* Given problem *
Read the lines that follow and pick out every one containing the word "varia".

* Collection entries *
-.-.-
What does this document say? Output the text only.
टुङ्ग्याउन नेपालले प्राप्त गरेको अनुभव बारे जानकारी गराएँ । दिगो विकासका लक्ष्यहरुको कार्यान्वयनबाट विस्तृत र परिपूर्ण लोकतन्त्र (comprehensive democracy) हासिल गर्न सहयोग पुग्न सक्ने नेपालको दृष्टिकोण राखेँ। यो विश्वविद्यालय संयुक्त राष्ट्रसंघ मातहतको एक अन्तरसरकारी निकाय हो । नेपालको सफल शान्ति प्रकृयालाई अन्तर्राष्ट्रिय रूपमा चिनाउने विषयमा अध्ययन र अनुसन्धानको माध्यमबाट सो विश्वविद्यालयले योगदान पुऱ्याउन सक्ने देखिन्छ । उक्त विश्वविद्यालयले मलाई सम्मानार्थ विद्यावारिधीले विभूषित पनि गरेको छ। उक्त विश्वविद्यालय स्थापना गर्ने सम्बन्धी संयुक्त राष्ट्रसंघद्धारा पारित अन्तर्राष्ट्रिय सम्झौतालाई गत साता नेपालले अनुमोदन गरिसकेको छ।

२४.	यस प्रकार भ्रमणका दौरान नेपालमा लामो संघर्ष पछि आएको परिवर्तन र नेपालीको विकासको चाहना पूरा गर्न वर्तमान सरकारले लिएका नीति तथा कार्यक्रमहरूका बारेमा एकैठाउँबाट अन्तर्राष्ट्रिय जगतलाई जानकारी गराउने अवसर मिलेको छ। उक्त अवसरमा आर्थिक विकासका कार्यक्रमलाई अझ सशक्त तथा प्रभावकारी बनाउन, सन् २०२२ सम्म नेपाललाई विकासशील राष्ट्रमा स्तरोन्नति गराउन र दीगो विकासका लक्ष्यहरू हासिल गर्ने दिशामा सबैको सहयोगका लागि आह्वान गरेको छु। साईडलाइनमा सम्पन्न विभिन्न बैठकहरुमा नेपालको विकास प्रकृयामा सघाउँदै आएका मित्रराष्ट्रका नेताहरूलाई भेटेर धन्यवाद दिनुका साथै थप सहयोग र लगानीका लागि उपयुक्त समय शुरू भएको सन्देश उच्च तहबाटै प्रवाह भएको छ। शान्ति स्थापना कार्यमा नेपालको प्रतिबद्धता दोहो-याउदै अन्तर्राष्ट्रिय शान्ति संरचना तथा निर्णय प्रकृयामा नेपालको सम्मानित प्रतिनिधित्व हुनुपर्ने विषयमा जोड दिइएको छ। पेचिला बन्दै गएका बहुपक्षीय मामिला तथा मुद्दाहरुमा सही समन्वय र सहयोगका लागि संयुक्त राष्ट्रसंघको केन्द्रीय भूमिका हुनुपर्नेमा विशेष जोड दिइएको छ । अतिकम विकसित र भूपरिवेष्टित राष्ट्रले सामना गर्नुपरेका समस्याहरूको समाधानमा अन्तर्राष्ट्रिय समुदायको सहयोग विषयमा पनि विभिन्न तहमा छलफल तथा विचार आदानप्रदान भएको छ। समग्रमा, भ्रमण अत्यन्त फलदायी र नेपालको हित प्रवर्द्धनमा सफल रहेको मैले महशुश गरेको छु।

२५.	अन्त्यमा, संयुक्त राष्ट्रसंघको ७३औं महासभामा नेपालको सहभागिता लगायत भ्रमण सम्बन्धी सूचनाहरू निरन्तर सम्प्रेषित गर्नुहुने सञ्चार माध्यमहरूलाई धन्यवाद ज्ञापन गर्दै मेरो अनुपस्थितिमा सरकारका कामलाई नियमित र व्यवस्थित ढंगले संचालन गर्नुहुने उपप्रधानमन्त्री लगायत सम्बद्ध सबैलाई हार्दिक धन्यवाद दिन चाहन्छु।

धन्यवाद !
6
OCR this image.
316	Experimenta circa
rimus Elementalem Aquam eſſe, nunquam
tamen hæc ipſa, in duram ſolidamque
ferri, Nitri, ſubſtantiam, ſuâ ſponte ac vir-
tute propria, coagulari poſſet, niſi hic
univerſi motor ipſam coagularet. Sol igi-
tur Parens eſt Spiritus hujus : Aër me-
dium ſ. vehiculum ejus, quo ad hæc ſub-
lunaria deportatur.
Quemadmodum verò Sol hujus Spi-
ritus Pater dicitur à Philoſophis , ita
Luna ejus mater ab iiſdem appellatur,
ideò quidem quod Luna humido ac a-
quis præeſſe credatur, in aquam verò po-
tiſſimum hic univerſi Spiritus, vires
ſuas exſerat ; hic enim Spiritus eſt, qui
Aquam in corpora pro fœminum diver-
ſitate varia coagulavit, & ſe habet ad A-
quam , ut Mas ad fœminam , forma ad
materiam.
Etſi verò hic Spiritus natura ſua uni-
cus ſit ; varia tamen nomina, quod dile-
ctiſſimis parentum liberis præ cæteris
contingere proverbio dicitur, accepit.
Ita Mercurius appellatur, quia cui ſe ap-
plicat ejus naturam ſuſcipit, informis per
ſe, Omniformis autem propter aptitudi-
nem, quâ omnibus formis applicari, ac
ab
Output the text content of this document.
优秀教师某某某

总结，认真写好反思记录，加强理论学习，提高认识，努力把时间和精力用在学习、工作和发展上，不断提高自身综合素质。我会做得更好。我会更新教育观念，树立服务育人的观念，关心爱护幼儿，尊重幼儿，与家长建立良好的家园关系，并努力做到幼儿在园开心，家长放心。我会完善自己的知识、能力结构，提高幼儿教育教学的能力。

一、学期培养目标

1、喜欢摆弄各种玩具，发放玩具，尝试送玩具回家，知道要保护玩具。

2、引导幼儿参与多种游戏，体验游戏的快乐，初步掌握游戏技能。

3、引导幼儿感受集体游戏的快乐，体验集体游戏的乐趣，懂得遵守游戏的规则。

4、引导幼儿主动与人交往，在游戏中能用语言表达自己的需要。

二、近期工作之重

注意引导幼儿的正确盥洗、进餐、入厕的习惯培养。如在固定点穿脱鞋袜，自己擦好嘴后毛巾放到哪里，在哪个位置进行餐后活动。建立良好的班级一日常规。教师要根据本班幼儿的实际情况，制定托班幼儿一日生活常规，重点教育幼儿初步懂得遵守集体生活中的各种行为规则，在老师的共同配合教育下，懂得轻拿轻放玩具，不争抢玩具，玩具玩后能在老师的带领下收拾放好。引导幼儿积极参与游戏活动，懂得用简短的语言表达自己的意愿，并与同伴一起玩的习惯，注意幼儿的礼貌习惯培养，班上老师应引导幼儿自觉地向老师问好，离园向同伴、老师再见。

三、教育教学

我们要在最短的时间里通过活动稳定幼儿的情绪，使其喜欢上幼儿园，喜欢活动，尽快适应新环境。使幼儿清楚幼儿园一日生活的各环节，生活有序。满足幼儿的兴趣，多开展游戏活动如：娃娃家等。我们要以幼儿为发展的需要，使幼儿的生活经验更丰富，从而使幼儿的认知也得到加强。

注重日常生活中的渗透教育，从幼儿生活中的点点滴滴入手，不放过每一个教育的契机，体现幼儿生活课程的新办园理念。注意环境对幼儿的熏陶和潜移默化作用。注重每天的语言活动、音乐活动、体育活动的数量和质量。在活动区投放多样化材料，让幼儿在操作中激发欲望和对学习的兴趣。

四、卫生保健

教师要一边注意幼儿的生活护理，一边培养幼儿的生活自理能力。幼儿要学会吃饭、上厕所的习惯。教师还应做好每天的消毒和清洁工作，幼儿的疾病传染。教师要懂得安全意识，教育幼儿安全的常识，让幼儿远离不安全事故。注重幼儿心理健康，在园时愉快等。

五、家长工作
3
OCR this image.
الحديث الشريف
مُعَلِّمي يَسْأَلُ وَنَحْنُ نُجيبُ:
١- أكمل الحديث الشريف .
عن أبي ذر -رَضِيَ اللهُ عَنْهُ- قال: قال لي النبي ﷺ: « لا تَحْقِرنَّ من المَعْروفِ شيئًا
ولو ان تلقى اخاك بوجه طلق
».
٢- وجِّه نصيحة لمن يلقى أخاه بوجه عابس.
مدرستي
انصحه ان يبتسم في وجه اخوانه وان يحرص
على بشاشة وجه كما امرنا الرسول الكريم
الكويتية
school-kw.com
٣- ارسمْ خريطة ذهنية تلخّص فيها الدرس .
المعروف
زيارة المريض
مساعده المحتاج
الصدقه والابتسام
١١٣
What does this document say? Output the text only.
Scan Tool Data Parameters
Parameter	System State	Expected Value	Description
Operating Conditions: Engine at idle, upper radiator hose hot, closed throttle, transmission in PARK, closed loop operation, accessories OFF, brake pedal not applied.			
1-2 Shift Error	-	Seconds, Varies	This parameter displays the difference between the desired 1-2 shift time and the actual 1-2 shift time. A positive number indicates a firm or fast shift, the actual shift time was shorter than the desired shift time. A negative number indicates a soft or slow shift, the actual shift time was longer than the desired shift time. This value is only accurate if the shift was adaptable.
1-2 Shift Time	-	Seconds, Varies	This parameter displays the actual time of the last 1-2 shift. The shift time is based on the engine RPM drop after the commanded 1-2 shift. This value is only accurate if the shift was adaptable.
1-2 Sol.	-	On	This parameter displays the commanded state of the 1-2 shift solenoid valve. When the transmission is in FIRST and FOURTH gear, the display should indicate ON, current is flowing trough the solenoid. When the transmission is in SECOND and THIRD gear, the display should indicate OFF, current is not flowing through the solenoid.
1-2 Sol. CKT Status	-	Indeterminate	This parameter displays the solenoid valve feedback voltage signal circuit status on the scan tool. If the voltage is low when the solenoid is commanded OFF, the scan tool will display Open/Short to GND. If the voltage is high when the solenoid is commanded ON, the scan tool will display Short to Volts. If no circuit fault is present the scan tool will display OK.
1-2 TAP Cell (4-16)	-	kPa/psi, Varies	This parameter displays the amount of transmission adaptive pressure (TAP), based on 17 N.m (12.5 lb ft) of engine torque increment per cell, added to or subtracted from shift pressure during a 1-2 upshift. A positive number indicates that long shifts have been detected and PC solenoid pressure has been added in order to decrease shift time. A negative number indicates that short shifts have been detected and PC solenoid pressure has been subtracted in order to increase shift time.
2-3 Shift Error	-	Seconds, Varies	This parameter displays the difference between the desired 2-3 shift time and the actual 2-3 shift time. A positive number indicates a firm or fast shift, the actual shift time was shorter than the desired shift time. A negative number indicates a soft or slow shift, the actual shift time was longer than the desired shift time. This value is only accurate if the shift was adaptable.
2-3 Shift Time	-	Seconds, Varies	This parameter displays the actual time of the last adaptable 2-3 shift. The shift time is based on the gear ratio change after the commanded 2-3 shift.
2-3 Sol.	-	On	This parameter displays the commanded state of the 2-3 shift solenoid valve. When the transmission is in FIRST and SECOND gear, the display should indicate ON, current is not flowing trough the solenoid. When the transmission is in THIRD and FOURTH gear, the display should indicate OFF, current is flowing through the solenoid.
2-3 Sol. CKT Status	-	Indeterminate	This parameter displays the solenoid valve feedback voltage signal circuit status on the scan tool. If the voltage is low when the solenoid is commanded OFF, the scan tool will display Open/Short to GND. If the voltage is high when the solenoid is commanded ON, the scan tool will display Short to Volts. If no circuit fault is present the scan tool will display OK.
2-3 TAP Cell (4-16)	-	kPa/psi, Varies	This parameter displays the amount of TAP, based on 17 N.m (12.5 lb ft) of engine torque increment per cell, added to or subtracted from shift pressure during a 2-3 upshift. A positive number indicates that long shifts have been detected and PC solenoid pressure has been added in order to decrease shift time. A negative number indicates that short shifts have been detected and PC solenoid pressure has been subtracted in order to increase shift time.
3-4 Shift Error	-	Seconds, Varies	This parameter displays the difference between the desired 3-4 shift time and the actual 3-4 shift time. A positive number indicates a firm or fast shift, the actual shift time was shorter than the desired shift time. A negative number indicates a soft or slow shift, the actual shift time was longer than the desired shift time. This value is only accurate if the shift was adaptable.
-.-.-
* Answer below *
ſitate varia coagulavit, & ſe habet ad A-
cus ſit ; varia tamen nomina, quod dile-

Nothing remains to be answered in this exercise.